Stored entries
____________

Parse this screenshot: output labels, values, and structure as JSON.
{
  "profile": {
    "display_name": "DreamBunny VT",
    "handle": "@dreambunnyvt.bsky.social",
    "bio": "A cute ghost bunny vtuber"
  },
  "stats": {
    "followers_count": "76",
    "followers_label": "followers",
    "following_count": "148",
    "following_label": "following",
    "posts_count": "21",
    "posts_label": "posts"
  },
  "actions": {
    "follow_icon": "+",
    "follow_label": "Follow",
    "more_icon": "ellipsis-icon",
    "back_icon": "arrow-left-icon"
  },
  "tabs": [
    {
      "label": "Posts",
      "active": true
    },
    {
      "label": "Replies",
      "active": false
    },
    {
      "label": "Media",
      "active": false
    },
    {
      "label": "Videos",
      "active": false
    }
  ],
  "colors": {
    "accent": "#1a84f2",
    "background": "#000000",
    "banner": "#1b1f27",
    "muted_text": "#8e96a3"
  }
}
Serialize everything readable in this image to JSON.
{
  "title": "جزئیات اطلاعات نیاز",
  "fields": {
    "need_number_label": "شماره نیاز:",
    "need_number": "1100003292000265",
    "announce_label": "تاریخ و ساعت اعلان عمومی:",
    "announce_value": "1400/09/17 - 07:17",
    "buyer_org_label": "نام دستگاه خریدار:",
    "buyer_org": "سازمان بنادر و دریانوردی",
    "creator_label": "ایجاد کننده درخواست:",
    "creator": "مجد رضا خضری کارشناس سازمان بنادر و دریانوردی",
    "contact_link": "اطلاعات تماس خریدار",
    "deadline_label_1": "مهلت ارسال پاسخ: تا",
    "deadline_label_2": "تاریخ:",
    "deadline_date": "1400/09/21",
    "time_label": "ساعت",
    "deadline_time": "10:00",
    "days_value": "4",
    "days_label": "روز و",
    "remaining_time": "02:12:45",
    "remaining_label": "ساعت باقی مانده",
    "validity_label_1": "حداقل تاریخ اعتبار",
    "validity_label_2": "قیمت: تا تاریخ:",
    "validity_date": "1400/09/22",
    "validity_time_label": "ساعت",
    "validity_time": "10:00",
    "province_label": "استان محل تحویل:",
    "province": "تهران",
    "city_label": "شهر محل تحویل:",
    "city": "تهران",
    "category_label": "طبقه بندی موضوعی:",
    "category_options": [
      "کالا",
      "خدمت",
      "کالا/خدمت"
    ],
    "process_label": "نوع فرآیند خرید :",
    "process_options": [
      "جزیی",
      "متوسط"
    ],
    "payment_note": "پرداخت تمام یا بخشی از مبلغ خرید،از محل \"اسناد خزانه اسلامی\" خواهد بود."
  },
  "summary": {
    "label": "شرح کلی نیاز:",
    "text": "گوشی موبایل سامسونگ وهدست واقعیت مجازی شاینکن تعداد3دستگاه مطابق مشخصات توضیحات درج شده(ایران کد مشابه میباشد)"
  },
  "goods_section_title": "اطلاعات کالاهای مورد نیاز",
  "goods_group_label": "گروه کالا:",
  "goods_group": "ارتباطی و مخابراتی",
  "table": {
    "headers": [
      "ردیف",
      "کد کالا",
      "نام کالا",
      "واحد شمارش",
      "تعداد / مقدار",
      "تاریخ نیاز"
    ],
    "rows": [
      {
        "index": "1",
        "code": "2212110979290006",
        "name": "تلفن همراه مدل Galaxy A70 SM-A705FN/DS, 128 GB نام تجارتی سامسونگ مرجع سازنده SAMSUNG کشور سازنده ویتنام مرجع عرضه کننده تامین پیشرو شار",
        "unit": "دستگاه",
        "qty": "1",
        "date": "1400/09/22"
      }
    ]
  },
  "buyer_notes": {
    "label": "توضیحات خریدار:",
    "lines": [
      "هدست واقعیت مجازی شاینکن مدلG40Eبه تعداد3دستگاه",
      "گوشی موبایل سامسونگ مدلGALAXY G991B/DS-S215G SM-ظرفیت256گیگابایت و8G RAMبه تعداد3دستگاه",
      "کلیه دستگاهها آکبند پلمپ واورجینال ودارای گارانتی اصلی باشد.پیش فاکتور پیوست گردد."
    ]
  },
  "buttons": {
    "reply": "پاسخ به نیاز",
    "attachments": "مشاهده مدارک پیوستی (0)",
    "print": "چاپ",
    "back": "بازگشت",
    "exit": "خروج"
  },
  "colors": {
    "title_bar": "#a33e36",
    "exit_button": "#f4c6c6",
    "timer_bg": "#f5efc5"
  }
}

____________

* _SHORT TASK_
From the records above, pull out each line that has "اطلاعات".

* _RESULT FOR THIS EXERCISE_
  "title": "جزئیات اطلاعات نیاز",
    "contact_link": "اطلاعات تماس خریدار",
  "goods_section_title": "اطلاعات کالاهای مورد نیاز",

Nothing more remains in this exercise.